▶ [The problem]: Select the lines that hold the word "JSON" and copy each one.

▶ [Dataset excerpts]:
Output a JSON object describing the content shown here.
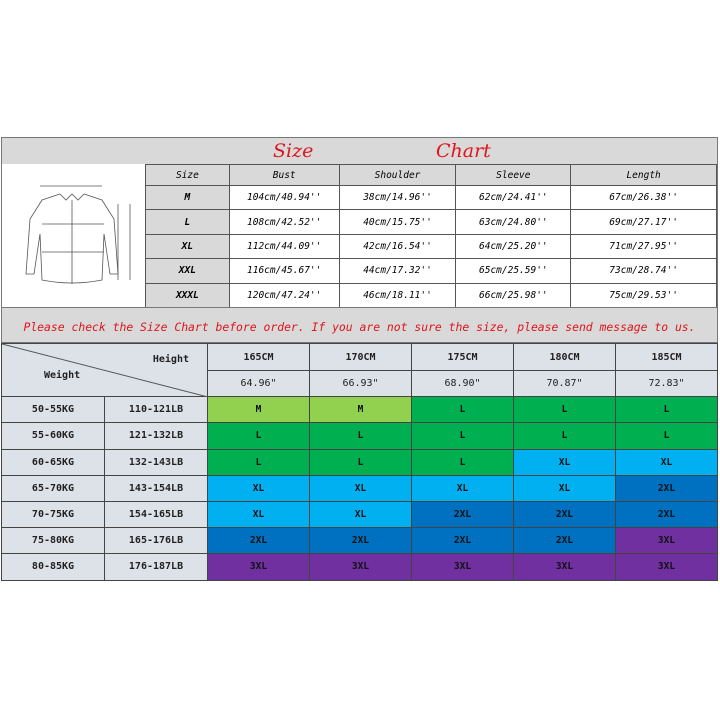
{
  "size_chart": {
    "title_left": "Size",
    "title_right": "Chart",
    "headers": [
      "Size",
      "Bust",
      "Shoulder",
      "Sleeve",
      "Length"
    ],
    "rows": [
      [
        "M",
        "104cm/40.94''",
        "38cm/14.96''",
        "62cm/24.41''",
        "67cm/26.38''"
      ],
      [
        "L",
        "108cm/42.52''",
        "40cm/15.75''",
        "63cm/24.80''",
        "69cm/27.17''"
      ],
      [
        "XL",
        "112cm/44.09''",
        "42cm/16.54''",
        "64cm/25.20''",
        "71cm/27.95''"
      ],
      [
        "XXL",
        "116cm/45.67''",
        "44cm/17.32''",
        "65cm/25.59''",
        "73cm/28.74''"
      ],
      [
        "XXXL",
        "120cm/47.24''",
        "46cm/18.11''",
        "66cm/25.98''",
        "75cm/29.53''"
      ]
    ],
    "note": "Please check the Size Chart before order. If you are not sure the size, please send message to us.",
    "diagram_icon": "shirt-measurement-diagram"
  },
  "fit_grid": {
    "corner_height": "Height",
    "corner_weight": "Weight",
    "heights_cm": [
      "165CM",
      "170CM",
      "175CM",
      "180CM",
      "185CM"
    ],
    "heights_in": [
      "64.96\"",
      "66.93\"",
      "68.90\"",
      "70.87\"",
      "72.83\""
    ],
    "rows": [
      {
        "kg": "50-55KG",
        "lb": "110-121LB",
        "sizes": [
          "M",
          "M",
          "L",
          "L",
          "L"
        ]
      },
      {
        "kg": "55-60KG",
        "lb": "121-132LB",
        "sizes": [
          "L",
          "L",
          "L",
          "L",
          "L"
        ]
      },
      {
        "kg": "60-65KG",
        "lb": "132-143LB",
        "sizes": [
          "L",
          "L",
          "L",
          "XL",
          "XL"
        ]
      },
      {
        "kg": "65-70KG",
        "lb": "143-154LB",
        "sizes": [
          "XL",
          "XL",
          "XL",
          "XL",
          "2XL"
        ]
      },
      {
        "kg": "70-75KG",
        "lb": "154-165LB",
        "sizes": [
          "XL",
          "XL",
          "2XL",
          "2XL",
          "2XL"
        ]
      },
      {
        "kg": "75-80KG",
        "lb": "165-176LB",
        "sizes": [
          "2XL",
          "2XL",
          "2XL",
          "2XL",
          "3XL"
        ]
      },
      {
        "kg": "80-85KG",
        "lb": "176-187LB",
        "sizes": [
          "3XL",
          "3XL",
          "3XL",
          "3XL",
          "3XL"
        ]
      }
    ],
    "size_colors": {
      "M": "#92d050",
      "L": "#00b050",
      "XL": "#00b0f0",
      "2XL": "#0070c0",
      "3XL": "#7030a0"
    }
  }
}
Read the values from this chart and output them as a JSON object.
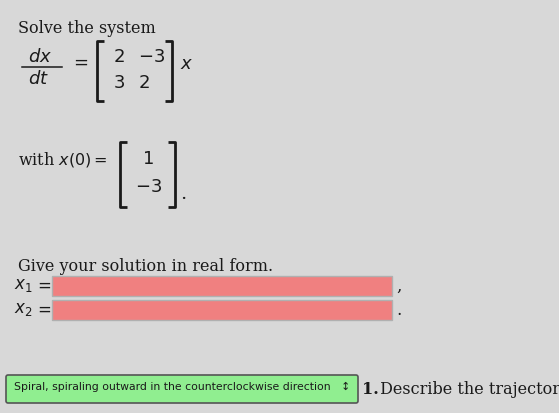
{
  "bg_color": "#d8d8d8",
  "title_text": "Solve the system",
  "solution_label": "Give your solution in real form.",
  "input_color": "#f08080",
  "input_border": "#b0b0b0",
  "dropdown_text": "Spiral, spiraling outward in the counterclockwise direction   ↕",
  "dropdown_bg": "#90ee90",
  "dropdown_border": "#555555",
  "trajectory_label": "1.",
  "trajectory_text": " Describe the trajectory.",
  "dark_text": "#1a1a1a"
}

▶ [Exercise solution]:
Output a JSON object describing the content shown here.
Read the values from this chart and output them as a JSON object.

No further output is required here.